What you are asked to do: Copy each line that contains the string "agosto".

** START Provided material **

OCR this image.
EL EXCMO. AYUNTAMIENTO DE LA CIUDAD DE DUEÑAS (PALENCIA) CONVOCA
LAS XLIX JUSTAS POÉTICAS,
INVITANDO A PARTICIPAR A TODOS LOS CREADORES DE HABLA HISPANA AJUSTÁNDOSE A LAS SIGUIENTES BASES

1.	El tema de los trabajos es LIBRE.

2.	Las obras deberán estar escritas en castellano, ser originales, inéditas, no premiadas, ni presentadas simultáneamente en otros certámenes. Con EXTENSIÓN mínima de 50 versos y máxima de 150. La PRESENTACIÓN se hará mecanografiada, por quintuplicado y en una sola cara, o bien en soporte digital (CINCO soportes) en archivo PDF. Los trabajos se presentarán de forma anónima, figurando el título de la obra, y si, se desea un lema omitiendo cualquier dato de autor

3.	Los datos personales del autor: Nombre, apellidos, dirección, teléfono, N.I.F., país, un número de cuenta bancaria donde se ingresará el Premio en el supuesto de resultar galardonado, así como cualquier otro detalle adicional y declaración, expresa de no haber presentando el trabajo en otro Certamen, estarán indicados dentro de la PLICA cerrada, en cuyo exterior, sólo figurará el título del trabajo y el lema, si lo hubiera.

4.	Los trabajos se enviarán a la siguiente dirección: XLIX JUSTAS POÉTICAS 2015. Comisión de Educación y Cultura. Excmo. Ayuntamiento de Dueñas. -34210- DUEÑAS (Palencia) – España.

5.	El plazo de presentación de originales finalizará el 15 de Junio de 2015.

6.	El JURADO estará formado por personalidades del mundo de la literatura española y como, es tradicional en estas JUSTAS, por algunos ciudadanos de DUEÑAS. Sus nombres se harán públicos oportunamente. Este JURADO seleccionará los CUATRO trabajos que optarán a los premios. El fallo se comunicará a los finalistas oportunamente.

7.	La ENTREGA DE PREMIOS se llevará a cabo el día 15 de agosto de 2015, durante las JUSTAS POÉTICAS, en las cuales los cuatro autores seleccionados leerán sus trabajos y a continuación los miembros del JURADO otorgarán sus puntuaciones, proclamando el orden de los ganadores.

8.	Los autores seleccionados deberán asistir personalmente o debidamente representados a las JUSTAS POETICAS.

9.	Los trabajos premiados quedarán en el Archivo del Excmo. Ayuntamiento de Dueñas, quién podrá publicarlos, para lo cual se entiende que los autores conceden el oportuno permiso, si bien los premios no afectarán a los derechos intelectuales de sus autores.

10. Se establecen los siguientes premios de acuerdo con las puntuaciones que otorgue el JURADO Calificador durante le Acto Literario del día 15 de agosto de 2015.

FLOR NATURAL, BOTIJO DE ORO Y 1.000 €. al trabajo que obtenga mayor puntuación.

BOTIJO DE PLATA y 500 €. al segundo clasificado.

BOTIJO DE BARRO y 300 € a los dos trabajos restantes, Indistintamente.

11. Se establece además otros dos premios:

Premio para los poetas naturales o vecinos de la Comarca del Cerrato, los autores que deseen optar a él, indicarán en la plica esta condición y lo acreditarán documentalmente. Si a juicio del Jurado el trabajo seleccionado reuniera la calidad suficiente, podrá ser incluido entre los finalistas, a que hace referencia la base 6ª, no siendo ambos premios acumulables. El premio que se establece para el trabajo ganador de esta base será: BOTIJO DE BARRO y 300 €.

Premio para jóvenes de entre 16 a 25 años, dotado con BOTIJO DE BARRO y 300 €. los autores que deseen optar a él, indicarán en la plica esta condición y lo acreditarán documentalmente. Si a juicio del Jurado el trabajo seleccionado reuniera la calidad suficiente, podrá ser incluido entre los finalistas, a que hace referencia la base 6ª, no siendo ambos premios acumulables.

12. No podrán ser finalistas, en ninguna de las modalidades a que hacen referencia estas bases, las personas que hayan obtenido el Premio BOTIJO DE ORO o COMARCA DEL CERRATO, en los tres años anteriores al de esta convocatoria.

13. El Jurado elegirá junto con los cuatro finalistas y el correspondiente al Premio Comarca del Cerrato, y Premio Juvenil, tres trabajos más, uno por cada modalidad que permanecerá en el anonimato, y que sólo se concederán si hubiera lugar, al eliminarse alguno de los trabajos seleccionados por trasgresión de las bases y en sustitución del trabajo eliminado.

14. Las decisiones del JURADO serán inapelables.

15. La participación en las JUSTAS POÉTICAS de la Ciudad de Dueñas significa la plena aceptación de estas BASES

** END Provided material **

The output:
7.	La ENTREGA DE PREMIOS se llevará a cabo el día 15 de agosto de 2015, durante las JUSTAS POÉTICAS, en las cuales los cuatro autores seleccionados leerán sus trabajos y a continuación los miembros del JURADO otorgarán sus puntuaciones, proclamando el orden de los ganadores.
10. Se establecen los siguientes premios de acuerdo con las puntuaciones que otorgue el JURADO Calificador durante le Acto Literario del día 15 de agosto de 2015.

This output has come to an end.